Identify, in the records below, every line where the string "пищи" appears, and copy each such line.

'''

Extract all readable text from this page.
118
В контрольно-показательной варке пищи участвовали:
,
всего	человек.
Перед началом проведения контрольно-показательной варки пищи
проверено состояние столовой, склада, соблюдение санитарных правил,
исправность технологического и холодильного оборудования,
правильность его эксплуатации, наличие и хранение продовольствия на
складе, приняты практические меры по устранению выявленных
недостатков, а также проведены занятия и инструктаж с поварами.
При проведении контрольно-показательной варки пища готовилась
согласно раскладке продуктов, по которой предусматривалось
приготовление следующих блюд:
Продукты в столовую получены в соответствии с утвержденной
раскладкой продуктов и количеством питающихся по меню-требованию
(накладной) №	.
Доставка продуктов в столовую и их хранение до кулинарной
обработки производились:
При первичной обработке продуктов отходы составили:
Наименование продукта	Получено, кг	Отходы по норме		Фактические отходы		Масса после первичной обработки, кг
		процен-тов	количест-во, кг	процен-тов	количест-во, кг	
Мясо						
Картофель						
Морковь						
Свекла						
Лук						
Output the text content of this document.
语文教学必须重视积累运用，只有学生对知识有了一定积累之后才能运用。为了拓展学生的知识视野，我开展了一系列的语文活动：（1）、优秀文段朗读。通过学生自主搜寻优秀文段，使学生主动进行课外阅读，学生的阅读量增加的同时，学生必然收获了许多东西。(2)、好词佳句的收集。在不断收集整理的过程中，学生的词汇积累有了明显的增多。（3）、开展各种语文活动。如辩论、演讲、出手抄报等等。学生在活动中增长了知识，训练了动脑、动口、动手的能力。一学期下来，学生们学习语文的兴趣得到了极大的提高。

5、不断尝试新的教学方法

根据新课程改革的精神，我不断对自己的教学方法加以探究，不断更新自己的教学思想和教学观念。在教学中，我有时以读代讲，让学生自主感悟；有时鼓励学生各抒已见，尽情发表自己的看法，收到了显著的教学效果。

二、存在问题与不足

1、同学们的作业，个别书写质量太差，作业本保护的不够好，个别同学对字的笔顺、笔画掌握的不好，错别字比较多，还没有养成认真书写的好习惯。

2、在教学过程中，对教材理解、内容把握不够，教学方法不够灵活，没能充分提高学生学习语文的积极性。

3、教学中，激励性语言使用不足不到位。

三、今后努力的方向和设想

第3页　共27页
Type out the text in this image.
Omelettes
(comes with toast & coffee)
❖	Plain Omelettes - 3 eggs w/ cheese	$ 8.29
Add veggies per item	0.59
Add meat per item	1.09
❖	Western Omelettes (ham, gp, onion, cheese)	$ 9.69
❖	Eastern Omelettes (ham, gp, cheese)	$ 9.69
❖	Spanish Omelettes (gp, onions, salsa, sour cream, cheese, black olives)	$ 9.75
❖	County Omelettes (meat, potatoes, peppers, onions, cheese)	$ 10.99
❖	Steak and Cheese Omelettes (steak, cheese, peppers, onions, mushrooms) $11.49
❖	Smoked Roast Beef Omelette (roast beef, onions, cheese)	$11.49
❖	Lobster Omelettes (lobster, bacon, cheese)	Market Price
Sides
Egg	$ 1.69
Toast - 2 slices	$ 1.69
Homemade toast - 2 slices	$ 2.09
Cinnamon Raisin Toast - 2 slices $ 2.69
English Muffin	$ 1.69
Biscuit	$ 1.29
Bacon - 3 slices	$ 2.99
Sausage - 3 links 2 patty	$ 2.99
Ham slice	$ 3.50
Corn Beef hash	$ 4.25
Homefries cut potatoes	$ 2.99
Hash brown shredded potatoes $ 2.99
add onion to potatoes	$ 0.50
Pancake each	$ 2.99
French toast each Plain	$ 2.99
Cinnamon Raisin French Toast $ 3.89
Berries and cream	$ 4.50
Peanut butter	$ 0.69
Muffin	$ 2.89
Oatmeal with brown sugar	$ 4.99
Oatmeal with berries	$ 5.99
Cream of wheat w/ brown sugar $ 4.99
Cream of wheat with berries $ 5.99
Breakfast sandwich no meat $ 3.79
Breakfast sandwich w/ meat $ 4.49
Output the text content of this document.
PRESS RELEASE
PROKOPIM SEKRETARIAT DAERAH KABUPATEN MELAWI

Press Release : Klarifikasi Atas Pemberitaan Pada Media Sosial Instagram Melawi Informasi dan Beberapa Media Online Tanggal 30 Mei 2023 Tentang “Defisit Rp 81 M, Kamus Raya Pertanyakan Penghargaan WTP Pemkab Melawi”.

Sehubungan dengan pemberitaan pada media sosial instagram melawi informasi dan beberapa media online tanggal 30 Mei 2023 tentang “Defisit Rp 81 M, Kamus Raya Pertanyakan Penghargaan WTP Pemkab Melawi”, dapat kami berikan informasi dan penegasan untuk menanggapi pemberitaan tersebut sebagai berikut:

'''

*Solution to this task*:
В контрольно-показательной варке пищи участвовали:
Перед началом проведения контрольно-показательной варки пищи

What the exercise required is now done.